▼▼▼

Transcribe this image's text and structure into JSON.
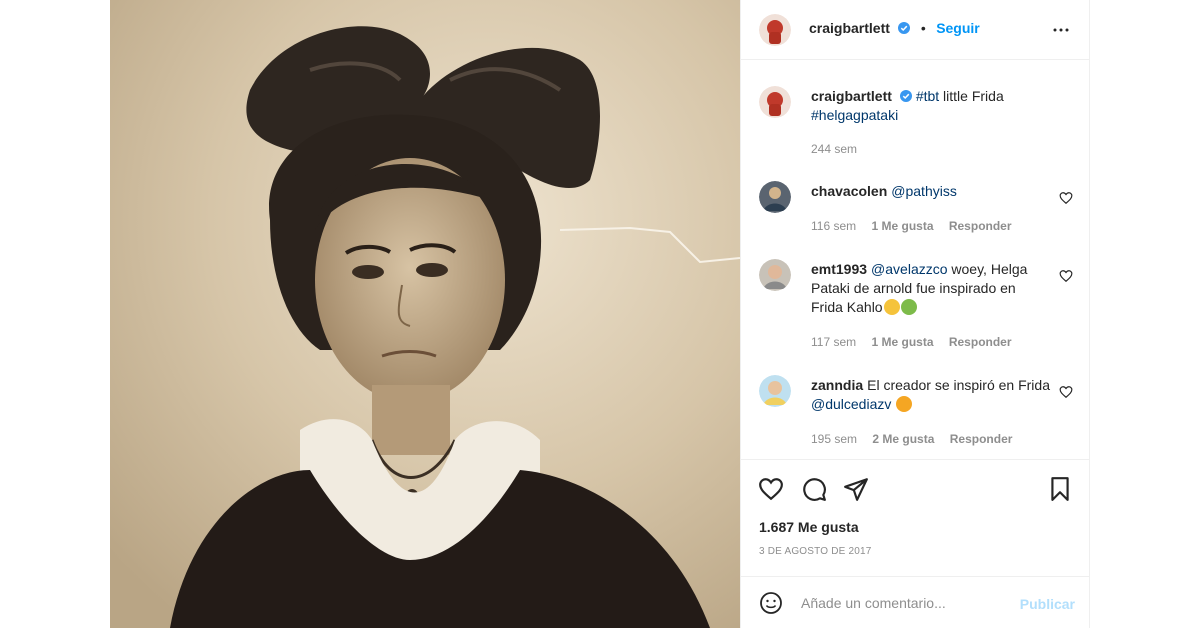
{
  "post": {
    "author": "craigbartlett",
    "follow_label": "Seguir",
    "separator": "•",
    "image_icon": "portrait-photo"
  },
  "caption": {
    "username": "craigbartlett",
    "text_prefix": "#tbt",
    "text_middle": " little Frida ",
    "text_suffix": "#helgagpataki",
    "time": "244 sem"
  },
  "comments": [
    {
      "username": "chavacolen",
      "text": "@pathyiss",
      "time": "116 sem",
      "likes": "1 Me gusta",
      "reply": "Responder"
    },
    {
      "username": "emt1993",
      "mention": "@avelazzco",
      "text": " woey, Helga Pataki de arnold fue inspirado en Frida Kahlo",
      "emoji_1": "smiling-face-with-hearts-emoji",
      "emoji_2": "nauseated-face-emoji",
      "time": "117 sem",
      "likes": "1 Me gusta",
      "reply": "Responder"
    },
    {
      "username": "zanndia",
      "text": "El creador se inspiró en Frida ",
      "mention": "@dulcediazv",
      "emoji_1": "cat-heart-eyes-emoji",
      "time": "195 sem",
      "likes": "2 Me gusta",
      "reply": "Responder"
    }
  ],
  "stats": {
    "likes": "1.687 Me gusta",
    "date": "3 DE AGOSTO DE 2017"
  },
  "composer": {
    "placeholder": "Añade un comentario...",
    "publish_label": "Publicar"
  },
  "colors": {
    "link_blue": "#0095f6",
    "hashtag_blue": "#00376b",
    "muted_gray": "#8e8e8e",
    "publish_disabled": "#b2dffc"
  }
}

▲▲▲

Short problem:
Work out how many lines in the records above hold the string "Frida", then give only that count.

Exercise answer:
3